*SET TASK*
Copy out each line of the material below with no changes.

*GIVEN RECORDS*
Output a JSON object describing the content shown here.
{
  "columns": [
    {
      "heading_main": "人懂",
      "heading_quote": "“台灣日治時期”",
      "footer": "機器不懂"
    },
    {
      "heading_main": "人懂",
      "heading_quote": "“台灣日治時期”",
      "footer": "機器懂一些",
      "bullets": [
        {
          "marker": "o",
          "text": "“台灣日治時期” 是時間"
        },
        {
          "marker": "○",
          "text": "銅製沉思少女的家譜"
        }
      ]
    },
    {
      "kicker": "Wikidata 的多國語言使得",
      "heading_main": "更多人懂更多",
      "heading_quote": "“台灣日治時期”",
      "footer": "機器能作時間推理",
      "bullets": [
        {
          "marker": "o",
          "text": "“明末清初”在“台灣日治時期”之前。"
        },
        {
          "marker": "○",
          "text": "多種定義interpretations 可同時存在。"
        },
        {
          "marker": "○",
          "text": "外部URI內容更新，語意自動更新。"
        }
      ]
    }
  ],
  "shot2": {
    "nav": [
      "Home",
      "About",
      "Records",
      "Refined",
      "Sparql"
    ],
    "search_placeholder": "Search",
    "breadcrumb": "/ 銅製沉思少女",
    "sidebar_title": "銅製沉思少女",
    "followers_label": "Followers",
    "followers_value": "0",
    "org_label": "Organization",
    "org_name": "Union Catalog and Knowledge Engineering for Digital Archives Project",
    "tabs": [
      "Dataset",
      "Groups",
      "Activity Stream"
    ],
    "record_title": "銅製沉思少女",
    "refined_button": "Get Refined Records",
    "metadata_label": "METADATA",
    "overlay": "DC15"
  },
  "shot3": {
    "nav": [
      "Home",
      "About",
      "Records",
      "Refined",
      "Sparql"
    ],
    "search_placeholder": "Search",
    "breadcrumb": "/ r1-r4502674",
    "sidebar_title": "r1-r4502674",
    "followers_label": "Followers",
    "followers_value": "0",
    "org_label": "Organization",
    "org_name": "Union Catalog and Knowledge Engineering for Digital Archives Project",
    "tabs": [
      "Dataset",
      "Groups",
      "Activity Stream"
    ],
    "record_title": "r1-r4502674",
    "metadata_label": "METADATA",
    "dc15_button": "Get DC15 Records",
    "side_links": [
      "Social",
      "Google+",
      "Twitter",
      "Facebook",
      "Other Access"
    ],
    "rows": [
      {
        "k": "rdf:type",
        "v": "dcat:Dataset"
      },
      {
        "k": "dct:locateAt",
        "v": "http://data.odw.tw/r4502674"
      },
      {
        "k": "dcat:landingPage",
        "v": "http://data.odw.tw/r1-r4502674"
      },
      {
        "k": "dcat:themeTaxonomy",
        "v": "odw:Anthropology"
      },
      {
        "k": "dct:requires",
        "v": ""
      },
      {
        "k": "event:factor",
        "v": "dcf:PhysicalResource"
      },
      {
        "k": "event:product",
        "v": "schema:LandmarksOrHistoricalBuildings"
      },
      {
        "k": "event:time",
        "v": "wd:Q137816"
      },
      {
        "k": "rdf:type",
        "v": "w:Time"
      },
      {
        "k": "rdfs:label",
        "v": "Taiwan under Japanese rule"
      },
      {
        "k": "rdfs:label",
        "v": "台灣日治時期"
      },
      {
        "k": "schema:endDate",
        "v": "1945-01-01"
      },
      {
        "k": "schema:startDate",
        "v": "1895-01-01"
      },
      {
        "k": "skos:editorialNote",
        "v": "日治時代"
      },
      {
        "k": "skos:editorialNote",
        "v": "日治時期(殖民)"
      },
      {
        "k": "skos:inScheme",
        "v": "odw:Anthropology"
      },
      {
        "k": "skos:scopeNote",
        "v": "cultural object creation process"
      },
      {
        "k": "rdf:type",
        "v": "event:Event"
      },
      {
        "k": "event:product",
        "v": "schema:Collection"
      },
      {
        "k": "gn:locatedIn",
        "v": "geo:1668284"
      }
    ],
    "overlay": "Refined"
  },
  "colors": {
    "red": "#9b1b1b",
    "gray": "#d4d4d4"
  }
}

*EXERCISE RESPONSE*
Output a JSON object describing the content shown here.
{
  "columns": [
    {
      "heading_main": "人懂",
      "heading_quote": "“台灣日治時期”",
      "footer": "機器不懂"
    },
    {
      "heading_main": "人懂",
      "heading_quote": "“台灣日治時期”",
      "footer": "機器懂一些",
      "bullets": [
        {
          "marker": "o",
          "text": "“台灣日治時期” 是時間"
        },
        {
          "marker": "○",
          "text": "銅製沉思少女的家譜"
        }
      ]
    },
    {
      "kicker": "Wikidata 的多國語言使得",
      "heading_main": "更多人懂更多",
      "heading_quote": "“台灣日治時期”",
      "footer": "機器能作時間推理",
      "bullets": [
        {
          "marker": "o",
          "text": "“明末清初”在“台灣日治時期”之前。"
        },
        {
          "marker": "○",
          "text": "多種定義interpretations 可同時存在。"
        },
        {
          "marker": "○",
          "text": "外部URI內容更新，語意自動更新。"
        }
      ]
    }
  ],
  "shot2": {
    "nav": [
      "Home",
      "About",
      "Records",
      "Refined",
      "Sparql"
    ],
    "search_placeholder": "Search",
    "breadcrumb": "/ 銅製沉思少女",
    "sidebar_title": "銅製沉思少女",
    "followers_label": "Followers",
    "followers_value": "0",
    "org_label": "Organization",
    "org_name": "Union Catalog and Knowledge Engineering for Digital Archives Project",
    "tabs": [
      "Dataset",
      "Groups",
      "Activity Stream"
    ],
    "record_title": "銅製沉思少女",
    "refined_button": "Get Refined Records",
    "metadata_label": "METADATA",
    "overlay": "DC15"
  },
  "shot3": {
    "nav": [
      "Home",
      "About",
      "Records",
      "Refined",
      "Sparql"
    ],
    "search_placeholder": "Search",
    "breadcrumb": "/ r1-r4502674",
    "sidebar_title": "r1-r4502674",
    "followers_label": "Followers",
    "followers_value": "0",
    "org_label": "Organization",
    "org_name": "Union Catalog and Knowledge Engineering for Digital Archives Project",
    "tabs": [
      "Dataset",
      "Groups",
      "Activity Stream"
    ],
    "record_title": "r1-r4502674",
    "metadata_label": "METADATA",
    "dc15_button": "Get DC15 Records",
    "side_links": [
      "Social",
      "Google+",
      "Twitter",
      "Facebook",
      "Other Access"
    ],
    "rows": [
      {
        "k": "rdf:type",
        "v": "dcat:Dataset"
      },
      {
        "k": "dct:locateAt",
        "v": "http://data.odw.tw/r4502674"
      },
      {
        "k": "dcat:landingPage",
        "v": "http://data.odw.tw/r1-r4502674"
      },
      {
        "k": "dcat:themeTaxonomy",
        "v": "odw:Anthropology"
      },
      {
        "k": "dct:requires",
        "v": ""
      },
      {
        "k": "event:factor",
        "v": "dcf:PhysicalResource"
      },
      {
        "k": "event:product",
        "v": "schema:LandmarksOrHistoricalBuildings"
      },
      {
        "k": "event:time",
        "v": "wd:Q137816"
      },
      {
        "k": "rdf:type",
        "v": "w:Time"
      },
      {
        "k": "rdfs:label",
        "v": "Taiwan under Japanese rule"
      },
      {
        "k": "rdfs:label",
        "v": "台灣日治時期"
      },
      {
        "k": "schema:endDate",
        "v": "1945-01-01"
      },
      {
        "k": "schema:startDate",
        "v": "1895-01-01"
      },
      {
        "k": "skos:editorialNote",
        "v": "日治時代"
      },
      {
        "k": "skos:editorialNote",
        "v": "日治時期(殖民)"
      },
      {
        "k": "skos:inScheme",
        "v": "odw:Anthropology"
      },
      {
        "k": "skos:scopeNote",
        "v": "cultural object creation process"
      },
      {
        "k": "rdf:type",
        "v": "event:Event"
      },
      {
        "k": "event:product",
        "v": "schema:Collection"
      },
      {
        "k": "gn:locatedIn",
        "v": "geo:1668284"
      }
    ],
    "overlay": "Refined"
  },
  "colors": {
    "red": "#9b1b1b",
    "gray": "#d4d4d4"
  }
}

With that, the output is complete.